- **Goal**: From the listing below, extract each line containing the string "соціализма".

++++++++

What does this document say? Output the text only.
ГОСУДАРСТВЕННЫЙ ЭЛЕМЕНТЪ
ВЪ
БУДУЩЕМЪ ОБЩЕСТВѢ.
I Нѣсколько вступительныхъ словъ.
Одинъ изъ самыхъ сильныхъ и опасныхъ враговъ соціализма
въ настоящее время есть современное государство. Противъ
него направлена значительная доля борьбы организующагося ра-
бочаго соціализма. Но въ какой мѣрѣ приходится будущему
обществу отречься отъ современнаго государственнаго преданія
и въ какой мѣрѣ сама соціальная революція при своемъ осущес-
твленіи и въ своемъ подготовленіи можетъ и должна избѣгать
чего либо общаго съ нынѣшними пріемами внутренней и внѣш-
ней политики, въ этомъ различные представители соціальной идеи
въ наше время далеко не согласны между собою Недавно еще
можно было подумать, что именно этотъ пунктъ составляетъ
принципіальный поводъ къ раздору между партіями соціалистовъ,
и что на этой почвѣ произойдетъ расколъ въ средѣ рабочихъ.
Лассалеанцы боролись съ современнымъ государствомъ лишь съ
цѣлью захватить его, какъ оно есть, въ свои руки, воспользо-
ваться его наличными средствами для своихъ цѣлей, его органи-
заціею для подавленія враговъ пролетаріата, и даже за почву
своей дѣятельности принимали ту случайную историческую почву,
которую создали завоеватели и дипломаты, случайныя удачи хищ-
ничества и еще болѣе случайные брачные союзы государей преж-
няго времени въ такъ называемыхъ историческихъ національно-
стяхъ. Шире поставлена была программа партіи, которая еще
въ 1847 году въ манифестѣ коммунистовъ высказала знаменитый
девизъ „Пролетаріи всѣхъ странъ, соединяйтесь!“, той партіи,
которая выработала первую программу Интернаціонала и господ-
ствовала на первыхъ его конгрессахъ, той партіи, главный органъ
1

++++++++

- **Answer to this task**:
Одинъ изъ самыхъ сильныхъ и опасныхъ враговъ соціализма
бочаго соціализма. Но въ какой мѣрѣ приходится будущему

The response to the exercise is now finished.